▶ **EXTRACT PROVIDED**:
§ §
The cover had a special significance to me because there is tendancy on blogs and in alternative media when discussing deep structural problems and severe fault lines in a system that, when you look just a bit more closely, is clearly broken, to talk about problems as being final and imminent. And yet they are not. Day after day, the highways are packed with traffic, payrolls are made, welfare, unemployment, and child tax benefits are delivered to recipients on time, shipments arrive, inventory is sold, concrete is poured, and poo goes down the sewer. Most of the developments in the core of Toronto and yes, even Waterloo have yet to become even holes in the ground but are surrounded by signs advertising “Five Exclusive Sumptuous Residences…from 2.75 million to 9.75 million” “Exclusive Sophisticated Community…starting from the low 500s” “Distinguished Living…from 1.5 million…Construction starts in Fall 2012.” If the Economist is right, nobody told the developers of Southern Ontario, a place where they are counting on silver haired, white wine sipping, handful of pearl necklace-wearing Yorkville residents shown on their billboards to come forward with real life wealth and buy the prestige of a particular street corner when their shining Versailles get off the ground at some future date. Because it is still a place where the economy still “sucks” in relative terms when you look at the data, as no commentator has been able to deny. This example is to contrast the two universes in which parallel segments of Western society seem to dwell these days: Those who marvel at society and the economy continuing to lurch forward, despite their awareness of artificially low interest rates, reduced demand, fiat currency wars, trade deficits, and structural unemployment, and those who never give a thought to anything related to the economy other than its unfailing obligation to serve them. We can definitely place the developers in the latter category, along with everyone else who expects cheap food, cheap gas, living wages, cheap energy for their homes, and taxes in the low-non existant range forever and ever.
It is easy to get fooled by the pronouncements of people who pretend they know what they are talking about and are predicting the future based on solid data. Example: The IMF, who typically over the last couple years has stated the Canadian economy shrunk 0.1% last quarter, grew 0.1% this quarter, but will return to (their favourite phrase) “robust” growth of 2.7-3.5% next quarter. How do they know? Well, they don’t. They are assuming that companies will start up, employ people, innovate, which will make them profitable, so they can pay their employees well, so these employees feel safe and secure about their long term prospects, and spend money like its going out of style. If only. If only, if only, if only.
§ §
▶ **DATA PROVIDED**:
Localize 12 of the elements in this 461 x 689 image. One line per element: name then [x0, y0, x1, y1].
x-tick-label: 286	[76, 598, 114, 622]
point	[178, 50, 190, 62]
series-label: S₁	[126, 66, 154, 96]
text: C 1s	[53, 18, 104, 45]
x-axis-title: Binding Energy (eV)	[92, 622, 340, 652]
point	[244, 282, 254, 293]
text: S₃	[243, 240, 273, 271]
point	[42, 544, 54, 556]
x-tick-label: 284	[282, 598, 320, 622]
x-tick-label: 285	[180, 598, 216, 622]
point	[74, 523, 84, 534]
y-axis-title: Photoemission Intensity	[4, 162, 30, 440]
§ §
▶ **WHAT TO DO**:
a. Reproduce, word for word, the part of the commentary on the economy and Southern Ontario developers that opens with the words containing "It is easy to" and closes with "only, if only.".
b. Write the next part of the commentary on the economy and Southern Ontario developers, picking up right after its last sentence.

▶ **RESULTS IN ORDER**:
a.
It is easy to get fooled by the pronouncements of people who pretend they know what they are talking about and are predicting the future based on solid data. Example: The IMF, who typically over the last couple years has stated the Canadian economy shrunk 0.1% last quarter, grew 0.1% this quarter, but will return to (their favourite phrase) “robust” growth of 2.7-3.5% next quarter. How do they know? Well, they don’t. They are assuming that companies will start up, employ people, innovate, which will make them profitable, so they can pay their employees well, so these employees feel safe and secure about their long term prospects, and spend money like its going out of style. If only. If only, if only, if only.

b.
What if people save their money in the bank? What if people only buy what they need? What if companies only hire the people they need, or have to reduce payrolls due to falling demand? What if more people realize that the government has been cheating at free market economics and keeping interest rates artificially low to fuel this elusive “growth”, which has as a result occurred entirely on the back of a real estate bubble that has made it more logical to rent? I know many people do that, but what if everyone did that These scenarios are just as, if not more likely to take place with increasing occurrence long term. After all, who will want to be held hostage to the tune of $1,500-5,000 a month for mortgage, maintenance, property taxes, and utilities (and these last two are only going to shoot up as cash-strapped municipalities and power monopolies squeeze their only remaining asset) when the illusion of “No dude, it only trends upward” finally comes back down to earth? Especially when you can pay a nominal sum to just live somewhere and not really notice much of a different in the substance of what you’re doing, which is sheltering yourself from the elements)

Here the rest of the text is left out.